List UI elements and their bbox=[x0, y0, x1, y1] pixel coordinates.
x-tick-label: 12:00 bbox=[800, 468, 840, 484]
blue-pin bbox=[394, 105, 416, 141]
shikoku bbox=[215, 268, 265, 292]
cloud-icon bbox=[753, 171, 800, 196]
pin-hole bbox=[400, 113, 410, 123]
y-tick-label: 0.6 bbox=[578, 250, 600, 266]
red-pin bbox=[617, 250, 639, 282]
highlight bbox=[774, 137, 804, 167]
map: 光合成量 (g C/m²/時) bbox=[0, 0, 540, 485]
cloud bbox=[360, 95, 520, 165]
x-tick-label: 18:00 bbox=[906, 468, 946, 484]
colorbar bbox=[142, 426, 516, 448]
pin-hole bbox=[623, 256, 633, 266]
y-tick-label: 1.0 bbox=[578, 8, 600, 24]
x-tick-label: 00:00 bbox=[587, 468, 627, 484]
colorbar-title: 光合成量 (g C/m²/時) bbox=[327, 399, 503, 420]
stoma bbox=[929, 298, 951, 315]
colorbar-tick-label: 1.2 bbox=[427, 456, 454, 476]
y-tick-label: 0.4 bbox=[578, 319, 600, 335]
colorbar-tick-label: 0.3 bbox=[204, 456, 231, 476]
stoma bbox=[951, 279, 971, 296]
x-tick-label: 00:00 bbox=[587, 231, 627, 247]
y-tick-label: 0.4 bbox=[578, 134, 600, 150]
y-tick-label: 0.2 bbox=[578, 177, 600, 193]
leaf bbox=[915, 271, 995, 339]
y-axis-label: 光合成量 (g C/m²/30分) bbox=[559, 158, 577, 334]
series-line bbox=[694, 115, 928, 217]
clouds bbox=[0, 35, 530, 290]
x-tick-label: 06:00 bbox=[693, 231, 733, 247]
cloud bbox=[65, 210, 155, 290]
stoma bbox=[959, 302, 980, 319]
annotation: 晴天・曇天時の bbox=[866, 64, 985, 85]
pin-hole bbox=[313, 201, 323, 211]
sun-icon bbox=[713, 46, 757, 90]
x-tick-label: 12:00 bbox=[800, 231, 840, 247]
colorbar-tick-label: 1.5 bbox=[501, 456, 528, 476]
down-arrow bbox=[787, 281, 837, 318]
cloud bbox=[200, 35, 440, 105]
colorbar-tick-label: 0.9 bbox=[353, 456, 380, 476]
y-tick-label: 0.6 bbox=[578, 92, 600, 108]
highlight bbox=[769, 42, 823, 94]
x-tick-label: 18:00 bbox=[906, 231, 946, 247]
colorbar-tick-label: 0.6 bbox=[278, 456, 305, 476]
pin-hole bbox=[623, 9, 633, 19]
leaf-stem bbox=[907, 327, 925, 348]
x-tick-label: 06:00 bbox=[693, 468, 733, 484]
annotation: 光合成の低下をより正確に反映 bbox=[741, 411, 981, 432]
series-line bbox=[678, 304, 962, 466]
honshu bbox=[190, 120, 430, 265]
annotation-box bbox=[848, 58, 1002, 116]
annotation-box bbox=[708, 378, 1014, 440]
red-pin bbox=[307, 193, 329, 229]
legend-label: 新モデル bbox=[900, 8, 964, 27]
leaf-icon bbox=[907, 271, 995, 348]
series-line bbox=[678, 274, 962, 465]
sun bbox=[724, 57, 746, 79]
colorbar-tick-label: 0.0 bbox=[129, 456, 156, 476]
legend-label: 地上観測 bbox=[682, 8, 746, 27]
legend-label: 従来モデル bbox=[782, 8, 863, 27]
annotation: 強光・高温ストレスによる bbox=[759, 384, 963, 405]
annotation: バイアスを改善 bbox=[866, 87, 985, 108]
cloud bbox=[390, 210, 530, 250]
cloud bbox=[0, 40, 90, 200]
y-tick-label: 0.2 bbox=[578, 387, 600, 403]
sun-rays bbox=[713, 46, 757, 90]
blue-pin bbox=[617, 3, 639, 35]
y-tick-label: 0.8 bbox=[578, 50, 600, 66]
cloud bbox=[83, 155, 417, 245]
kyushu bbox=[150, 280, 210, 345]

◆ Directions for this task
Give the records above again, replacing each "pin-hole" with "pin-dot" and changing nothing else.

◆ Written response
List UI elements and their bbox=[x0, y0, x1, y1] pixel coordinates.
x-tick-label: 12:00 bbox=[800, 468, 840, 484]
blue-pin bbox=[394, 105, 416, 141]
shikoku bbox=[215, 268, 265, 292]
cloud-icon bbox=[753, 171, 800, 196]
pin-dot bbox=[400, 113, 410, 123]
y-tick-label: 0.6 bbox=[578, 250, 600, 266]
red-pin bbox=[617, 250, 639, 282]
highlight bbox=[774, 137, 804, 167]
map: 光合成量 (g C/m²/時) bbox=[0, 0, 540, 485]
cloud bbox=[360, 95, 520, 165]
x-tick-label: 18:00 bbox=[906, 468, 946, 484]
colorbar bbox=[142, 426, 516, 448]
pin-dot bbox=[623, 256, 633, 266]
y-tick-label: 1.0 bbox=[578, 8, 600, 24]
x-tick-label: 00:00 bbox=[587, 468, 627, 484]
colorbar-title: 光合成量 (g C/m²/時) bbox=[327, 399, 503, 420]
stoma bbox=[929, 298, 951, 315]
colorbar-tick-label: 1.2 bbox=[427, 456, 454, 476]
y-tick-label: 0.4 bbox=[578, 319, 600, 335]
colorbar-tick-label: 0.3 bbox=[204, 456, 231, 476]
stoma bbox=[951, 279, 971, 296]
x-tick-label: 00:00 bbox=[587, 231, 627, 247]
y-tick-label: 0.4 bbox=[578, 134, 600, 150]
y-tick-label: 0.2 bbox=[578, 177, 600, 193]
leaf bbox=[915, 271, 995, 339]
y-axis-label: 光合成量 (g C/m²/30分) bbox=[559, 158, 577, 334]
series-line bbox=[694, 115, 928, 217]
clouds bbox=[0, 35, 530, 290]
x-tick-label: 06:00 bbox=[693, 231, 733, 247]
cloud bbox=[65, 210, 155, 290]
stoma bbox=[959, 302, 980, 319]
annotation: 晴天・曇天時の bbox=[866, 64, 985, 85]
pin-dot bbox=[313, 201, 323, 211]
sun-icon bbox=[713, 46, 757, 90]
x-tick-label: 12:00 bbox=[800, 231, 840, 247]
colorbar-tick-label: 1.5 bbox=[501, 456, 528, 476]
down-arrow bbox=[787, 281, 837, 318]
cloud bbox=[200, 35, 440, 105]
colorbar-tick-label: 0.9 bbox=[353, 456, 380, 476]
y-tick-label: 0.6 bbox=[578, 92, 600, 108]
highlight bbox=[769, 42, 823, 94]
x-tick-label: 18:00 bbox=[906, 231, 946, 247]
colorbar-tick-label: 0.6 bbox=[278, 456, 305, 476]
pin-dot bbox=[623, 9, 633, 19]
leaf-stem bbox=[907, 327, 925, 348]
x-tick-label: 06:00 bbox=[693, 468, 733, 484]
annotation: 光合成の低下をより正確に反映 bbox=[741, 411, 981, 432]
series-line bbox=[678, 304, 962, 466]
honshu bbox=[190, 120, 430, 265]
annotation-box bbox=[848, 58, 1002, 116]
annotation-box bbox=[708, 378, 1014, 440]
red-pin bbox=[307, 193, 329, 229]
legend-label: 新モデル bbox=[900, 8, 964, 27]
leaf-icon bbox=[907, 271, 995, 348]
series-line bbox=[678, 274, 962, 465]
sun bbox=[724, 57, 746, 79]
colorbar-tick-label: 0.0 bbox=[129, 456, 156, 476]
legend-label: 地上観測 bbox=[682, 8, 746, 27]
legend-label: 従来モデル bbox=[782, 8, 863, 27]
annotation: 強光・高温ストレスによる bbox=[759, 384, 963, 405]
annotation: バイアスを改善 bbox=[866, 87, 985, 108]
cloud bbox=[390, 210, 530, 250]
cloud bbox=[0, 40, 90, 200]
y-tick-label: 0.2 bbox=[578, 387, 600, 403]
sun-rays bbox=[713, 46, 757, 90]
blue-pin bbox=[617, 3, 639, 35]
y-tick-label: 0.8 bbox=[578, 50, 600, 66]
cloud bbox=[83, 155, 417, 245]
kyushu bbox=[150, 280, 210, 345]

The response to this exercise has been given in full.